**The request:**
Every line of the data that contains the string "text" must be copied.

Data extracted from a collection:
((
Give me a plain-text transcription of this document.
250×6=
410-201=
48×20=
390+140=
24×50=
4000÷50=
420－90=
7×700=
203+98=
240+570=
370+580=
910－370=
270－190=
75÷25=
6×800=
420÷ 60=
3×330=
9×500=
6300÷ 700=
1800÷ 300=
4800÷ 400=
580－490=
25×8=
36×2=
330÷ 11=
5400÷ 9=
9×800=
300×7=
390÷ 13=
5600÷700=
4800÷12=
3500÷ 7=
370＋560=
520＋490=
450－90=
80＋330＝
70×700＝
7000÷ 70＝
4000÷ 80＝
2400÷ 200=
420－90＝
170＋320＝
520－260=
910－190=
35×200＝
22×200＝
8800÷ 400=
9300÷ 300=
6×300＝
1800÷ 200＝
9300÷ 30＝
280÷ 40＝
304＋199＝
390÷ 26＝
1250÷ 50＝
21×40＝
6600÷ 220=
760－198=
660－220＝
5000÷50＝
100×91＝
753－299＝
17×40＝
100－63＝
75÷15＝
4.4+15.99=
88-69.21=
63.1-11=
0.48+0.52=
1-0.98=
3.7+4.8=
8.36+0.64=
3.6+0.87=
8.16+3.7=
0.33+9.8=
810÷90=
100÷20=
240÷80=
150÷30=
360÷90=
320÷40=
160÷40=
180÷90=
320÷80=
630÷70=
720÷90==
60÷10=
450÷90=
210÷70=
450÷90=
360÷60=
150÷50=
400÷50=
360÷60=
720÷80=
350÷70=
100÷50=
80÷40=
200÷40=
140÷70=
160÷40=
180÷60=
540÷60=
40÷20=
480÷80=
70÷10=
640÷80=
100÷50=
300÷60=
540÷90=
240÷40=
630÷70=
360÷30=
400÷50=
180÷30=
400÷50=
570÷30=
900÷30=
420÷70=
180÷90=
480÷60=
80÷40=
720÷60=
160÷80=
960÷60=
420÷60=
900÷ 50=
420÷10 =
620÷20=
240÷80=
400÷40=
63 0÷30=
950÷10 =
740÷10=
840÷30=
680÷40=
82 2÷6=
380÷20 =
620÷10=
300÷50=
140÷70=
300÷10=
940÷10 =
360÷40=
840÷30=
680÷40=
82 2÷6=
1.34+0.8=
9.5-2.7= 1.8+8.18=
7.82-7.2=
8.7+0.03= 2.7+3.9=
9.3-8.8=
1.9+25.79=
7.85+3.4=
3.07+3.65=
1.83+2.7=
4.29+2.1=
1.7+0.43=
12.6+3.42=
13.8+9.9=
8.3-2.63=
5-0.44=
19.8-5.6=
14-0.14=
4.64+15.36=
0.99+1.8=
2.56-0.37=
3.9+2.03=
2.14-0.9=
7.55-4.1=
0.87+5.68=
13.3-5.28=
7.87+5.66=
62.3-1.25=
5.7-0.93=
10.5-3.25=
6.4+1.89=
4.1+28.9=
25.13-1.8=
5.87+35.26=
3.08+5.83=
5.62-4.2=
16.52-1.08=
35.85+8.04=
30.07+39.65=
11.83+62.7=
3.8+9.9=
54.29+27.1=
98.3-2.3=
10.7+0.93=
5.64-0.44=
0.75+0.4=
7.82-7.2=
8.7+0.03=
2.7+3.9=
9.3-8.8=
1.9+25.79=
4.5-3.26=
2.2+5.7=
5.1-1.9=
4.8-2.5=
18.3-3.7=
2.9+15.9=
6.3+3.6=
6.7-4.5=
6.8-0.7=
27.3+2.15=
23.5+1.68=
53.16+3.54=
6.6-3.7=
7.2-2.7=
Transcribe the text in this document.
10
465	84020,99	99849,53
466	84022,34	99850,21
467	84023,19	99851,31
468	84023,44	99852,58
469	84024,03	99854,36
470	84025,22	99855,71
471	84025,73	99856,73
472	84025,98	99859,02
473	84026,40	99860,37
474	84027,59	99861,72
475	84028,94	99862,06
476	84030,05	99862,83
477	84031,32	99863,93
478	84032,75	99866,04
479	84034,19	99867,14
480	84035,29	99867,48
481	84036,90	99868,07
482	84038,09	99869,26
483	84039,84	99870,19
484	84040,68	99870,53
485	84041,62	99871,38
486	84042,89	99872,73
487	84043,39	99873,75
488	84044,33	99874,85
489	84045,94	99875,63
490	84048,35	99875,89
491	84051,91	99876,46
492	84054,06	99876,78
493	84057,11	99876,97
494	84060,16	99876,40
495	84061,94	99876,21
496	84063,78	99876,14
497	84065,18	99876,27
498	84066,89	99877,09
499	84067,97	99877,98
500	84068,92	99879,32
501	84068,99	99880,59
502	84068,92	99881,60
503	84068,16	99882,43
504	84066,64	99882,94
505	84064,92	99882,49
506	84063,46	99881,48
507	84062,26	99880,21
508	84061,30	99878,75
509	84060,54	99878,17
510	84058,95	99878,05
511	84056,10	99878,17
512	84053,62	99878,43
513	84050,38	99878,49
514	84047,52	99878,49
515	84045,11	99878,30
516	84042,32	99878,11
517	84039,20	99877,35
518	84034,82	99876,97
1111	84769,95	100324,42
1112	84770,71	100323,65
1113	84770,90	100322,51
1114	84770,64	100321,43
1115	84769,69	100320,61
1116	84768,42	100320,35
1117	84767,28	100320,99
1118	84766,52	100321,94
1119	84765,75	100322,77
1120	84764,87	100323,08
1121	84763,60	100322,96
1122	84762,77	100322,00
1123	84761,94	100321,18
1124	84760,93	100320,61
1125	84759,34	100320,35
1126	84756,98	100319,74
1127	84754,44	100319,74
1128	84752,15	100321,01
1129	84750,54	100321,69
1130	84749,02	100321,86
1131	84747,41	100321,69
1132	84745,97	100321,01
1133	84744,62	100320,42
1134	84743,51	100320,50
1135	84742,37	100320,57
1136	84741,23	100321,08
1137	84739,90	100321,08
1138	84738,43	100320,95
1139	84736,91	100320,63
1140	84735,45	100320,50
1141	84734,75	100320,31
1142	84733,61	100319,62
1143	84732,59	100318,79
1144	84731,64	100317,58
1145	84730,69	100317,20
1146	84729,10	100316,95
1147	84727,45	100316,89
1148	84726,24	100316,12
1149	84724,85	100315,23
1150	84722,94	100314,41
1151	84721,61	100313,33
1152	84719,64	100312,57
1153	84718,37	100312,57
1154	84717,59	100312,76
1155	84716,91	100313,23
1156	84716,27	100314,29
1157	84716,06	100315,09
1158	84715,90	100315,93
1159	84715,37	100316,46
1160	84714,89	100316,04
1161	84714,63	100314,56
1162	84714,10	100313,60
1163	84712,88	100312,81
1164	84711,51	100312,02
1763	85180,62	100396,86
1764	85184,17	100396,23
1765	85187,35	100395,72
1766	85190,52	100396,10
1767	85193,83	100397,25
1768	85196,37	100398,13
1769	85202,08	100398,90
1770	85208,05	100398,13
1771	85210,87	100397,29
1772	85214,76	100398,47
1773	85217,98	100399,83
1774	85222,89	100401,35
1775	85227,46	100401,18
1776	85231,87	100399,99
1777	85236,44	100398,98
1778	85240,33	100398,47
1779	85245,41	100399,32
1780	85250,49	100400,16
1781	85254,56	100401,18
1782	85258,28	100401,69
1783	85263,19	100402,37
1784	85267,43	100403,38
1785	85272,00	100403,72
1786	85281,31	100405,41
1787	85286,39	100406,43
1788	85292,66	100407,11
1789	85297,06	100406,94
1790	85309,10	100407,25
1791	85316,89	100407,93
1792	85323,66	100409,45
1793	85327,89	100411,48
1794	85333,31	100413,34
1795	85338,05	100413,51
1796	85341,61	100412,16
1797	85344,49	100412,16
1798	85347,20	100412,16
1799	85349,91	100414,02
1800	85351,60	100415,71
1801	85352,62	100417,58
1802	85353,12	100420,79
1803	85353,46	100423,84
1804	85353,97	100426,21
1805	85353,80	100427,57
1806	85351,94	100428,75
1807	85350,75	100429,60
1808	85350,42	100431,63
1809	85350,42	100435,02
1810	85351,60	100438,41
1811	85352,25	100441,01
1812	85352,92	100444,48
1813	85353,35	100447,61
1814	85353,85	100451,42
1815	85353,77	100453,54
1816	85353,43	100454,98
))
**Exercise solution:**
Give me a plain-text transcription of this document.
Transcribe the text in this document.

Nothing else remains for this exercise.